INPUT FOR THIS TASK:
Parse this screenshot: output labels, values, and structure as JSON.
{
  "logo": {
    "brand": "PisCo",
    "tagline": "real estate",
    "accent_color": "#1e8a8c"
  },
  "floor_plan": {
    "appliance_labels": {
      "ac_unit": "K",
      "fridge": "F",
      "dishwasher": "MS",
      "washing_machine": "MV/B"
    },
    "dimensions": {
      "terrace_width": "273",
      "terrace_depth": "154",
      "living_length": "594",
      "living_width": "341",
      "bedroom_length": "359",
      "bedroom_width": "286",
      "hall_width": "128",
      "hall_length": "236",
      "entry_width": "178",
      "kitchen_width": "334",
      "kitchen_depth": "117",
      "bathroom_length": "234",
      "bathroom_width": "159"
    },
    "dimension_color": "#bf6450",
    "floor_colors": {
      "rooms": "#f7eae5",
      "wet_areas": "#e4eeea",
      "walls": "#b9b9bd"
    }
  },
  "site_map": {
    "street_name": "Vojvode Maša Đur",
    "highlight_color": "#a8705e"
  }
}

DO THIS: Repeat all of the entries exactly.

REPLY TO THE EXERCISE:
Parse this screenshot: output labels, values, and structure as JSON.
{
  "logo": {
    "brand": "PisCo",
    "tagline": "real estate",
    "accent_color": "#1e8a8c"
  },
  "floor_plan": {
    "appliance_labels": {
      "ac_unit": "K",
      "fridge": "F",
      "dishwasher": "MS",
      "washing_machine": "MV/B"
    },
    "dimensions": {
      "terrace_width": "273",
      "terrace_depth": "154",
      "living_length": "594",
      "living_width": "341",
      "bedroom_length": "359",
      "bedroom_width": "286",
      "hall_width": "128",
      "hall_length": "236",
      "entry_width": "178",
      "kitchen_width": "334",
      "kitchen_depth": "117",
      "bathroom_length": "234",
      "bathroom_width": "159"
    },
    "dimension_color": "#bf6450",
    "floor_colors": {
      "rooms": "#f7eae5",
      "wet_areas": "#e4eeea",
      "walls": "#b9b9bd"
    }
  },
  "site_map": {
    "street_name": "Vojvode Maša Đur",
    "highlight_color": "#a8705e"
  }
}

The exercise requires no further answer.